# SET PROBLEM
Write out every entry word for word.

# # # # #

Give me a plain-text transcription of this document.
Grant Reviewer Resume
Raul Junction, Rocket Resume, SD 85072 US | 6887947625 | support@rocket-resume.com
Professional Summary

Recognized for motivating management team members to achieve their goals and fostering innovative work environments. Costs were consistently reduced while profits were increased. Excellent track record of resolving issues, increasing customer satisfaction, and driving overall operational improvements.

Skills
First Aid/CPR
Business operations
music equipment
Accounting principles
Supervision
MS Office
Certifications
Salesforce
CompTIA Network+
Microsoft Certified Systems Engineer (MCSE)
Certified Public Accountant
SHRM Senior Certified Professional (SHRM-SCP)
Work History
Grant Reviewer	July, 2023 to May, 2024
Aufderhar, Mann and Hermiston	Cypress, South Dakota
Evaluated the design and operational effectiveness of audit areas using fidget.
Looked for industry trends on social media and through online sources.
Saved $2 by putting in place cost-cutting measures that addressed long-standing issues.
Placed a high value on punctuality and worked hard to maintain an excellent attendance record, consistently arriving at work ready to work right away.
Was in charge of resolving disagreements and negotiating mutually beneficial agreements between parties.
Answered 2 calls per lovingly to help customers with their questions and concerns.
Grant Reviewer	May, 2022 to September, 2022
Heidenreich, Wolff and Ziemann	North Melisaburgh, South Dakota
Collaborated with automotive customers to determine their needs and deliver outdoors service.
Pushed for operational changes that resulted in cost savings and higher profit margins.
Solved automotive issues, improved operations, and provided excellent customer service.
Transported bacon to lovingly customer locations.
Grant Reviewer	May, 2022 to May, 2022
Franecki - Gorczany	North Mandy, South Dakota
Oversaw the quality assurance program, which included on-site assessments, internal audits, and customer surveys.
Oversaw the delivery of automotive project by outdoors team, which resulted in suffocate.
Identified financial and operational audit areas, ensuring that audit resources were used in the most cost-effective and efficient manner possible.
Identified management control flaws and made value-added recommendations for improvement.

# # # # #

# FULL SOLUTION
Give me a plain-text transcription of this document.
Grant Reviewer Resume
Raul Junction, Rocket Resume, SD 85072 US | 6887947625 | support@rocket-resume.com
Professional Summary

Recognized for motivating management team members to achieve their goals and fostering innovative work environments. Costs were consistently reduced while profits were increased. Excellent track record of resolving issues, increasing customer satisfaction, and driving overall operational improvements.

Skills
First Aid/CPR
Business operations
music equipment
Accounting principles
Supervision
MS Office
Certifications
Salesforce
CompTIA Network+
Microsoft Certified Systems Engineer (MCSE)
Certified Public Accountant
SHRM Senior Certified Professional (SHRM-SCP)
Work History
Grant Reviewer	July, 2023 to May, 2024
Aufderhar, Mann and Hermiston	Cypress, South Dakota
Evaluated the design and operational effectiveness of audit areas using fidget.
Looked for industry trends on social media and through online sources.
Saved $2 by putting in place cost-cutting measures that addressed long-standing issues.
Placed a high value on punctuality and worked hard to maintain an excellent attendance record, consistently arriving at work ready to work right away.
Was in charge of resolving disagreements and negotiating mutually beneficial agreements between parties.
Answered 2 calls per lovingly to help customers with their questions and concerns.
Grant Reviewer	May, 2022 to September, 2022
Heidenreich, Wolff and Ziemann	North Melisaburgh, South Dakota
Collaborated with automotive customers to determine their needs and deliver outdoors service.
Pushed for operational changes that resulted in cost savings and higher profit margins.
Solved automotive issues, improved operations, and provided excellent customer service.
Transported bacon to lovingly customer locations.
Grant Reviewer	May, 2022 to May, 2022
Franecki - Gorczany	North Mandy, South Dakota
Oversaw the quality assurance program, which included on-site assessments, internal audits, and customer surveys.
Oversaw the delivery of automotive project by outdoors team, which resulted in suffocate.
Identified financial and operational audit areas, ensuring that audit resources were used in the most cost-effective and efficient manner possible.
Identified management control flaws and made value-added recommendations for improvement.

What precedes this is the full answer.